* **Problem description**
Provide the number of lines containing the word "басынан", and nothing else.

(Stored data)

□ □ □

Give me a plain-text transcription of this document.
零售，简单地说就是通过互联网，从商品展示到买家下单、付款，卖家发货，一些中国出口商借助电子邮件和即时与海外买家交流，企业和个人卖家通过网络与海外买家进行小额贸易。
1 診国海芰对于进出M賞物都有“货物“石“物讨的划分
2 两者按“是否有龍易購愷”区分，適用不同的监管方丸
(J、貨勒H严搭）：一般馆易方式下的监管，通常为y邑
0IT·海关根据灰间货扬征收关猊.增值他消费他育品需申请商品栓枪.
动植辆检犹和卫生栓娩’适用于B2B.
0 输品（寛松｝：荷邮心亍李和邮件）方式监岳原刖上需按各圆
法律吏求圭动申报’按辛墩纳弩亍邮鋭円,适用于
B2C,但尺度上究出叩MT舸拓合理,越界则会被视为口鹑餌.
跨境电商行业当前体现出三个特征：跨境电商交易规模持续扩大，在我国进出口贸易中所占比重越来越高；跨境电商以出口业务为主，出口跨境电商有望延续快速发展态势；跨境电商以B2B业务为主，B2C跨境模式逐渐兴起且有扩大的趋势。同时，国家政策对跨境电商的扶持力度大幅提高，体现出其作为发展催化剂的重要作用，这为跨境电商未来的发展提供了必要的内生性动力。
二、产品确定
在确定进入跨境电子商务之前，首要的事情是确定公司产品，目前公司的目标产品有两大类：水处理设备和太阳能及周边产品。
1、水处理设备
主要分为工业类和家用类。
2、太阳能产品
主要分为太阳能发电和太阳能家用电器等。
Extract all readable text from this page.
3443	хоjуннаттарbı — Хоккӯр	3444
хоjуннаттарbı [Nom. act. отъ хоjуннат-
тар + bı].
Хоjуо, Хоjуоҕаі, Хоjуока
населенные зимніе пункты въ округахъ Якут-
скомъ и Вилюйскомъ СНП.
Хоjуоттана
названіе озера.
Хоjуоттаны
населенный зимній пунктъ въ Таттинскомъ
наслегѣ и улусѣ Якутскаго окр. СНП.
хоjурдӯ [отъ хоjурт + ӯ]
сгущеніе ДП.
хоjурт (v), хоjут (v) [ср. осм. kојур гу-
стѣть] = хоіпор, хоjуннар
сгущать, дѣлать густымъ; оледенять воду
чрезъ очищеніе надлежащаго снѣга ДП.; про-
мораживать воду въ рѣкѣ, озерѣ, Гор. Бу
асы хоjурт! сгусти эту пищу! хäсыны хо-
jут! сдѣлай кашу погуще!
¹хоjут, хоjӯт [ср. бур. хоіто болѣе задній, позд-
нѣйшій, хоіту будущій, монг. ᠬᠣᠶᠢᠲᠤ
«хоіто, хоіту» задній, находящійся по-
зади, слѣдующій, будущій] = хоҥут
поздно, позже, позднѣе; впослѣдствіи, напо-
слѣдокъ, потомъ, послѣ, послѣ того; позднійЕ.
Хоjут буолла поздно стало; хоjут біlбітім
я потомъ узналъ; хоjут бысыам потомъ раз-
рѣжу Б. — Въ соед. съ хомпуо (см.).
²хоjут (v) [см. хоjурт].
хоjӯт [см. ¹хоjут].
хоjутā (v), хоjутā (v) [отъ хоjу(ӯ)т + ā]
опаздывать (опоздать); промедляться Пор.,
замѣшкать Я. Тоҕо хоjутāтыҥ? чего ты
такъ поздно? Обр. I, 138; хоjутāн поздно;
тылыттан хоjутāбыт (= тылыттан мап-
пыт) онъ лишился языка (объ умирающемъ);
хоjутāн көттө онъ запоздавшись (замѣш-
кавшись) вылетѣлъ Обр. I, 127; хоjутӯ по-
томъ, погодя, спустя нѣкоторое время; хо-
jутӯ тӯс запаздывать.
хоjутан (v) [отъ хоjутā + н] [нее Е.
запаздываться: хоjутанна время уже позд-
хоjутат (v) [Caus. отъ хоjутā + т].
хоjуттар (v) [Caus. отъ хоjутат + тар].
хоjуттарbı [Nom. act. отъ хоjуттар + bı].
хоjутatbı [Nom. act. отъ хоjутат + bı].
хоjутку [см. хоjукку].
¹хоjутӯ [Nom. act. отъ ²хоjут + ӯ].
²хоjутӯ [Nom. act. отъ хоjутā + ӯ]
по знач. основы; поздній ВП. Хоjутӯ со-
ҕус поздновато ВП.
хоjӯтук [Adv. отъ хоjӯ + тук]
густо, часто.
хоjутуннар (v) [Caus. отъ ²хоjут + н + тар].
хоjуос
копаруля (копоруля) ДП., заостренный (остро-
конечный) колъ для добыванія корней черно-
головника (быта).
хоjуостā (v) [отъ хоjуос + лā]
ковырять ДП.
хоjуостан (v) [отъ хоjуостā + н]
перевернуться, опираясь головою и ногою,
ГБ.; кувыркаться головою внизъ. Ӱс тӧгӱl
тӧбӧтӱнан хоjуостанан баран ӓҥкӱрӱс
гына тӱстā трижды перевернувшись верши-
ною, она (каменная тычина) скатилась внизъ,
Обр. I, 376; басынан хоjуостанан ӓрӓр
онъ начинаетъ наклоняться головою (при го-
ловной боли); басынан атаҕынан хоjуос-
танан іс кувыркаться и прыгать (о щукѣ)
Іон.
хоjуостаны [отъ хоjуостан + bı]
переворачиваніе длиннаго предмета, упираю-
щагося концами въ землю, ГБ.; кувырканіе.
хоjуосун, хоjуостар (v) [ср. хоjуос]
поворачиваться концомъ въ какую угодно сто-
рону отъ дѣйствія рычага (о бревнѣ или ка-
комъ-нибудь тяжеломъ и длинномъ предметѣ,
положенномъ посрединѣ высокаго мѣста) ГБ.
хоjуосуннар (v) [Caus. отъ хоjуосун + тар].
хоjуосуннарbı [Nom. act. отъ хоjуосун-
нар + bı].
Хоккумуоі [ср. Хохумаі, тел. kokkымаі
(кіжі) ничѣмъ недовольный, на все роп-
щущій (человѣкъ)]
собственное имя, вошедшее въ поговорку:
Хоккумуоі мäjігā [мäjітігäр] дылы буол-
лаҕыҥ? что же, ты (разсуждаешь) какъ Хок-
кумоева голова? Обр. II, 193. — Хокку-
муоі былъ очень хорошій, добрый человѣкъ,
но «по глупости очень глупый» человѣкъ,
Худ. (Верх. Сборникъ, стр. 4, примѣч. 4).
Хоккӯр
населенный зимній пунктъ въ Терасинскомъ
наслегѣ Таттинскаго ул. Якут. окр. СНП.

□ □ □

* **Solution to the exercise**
2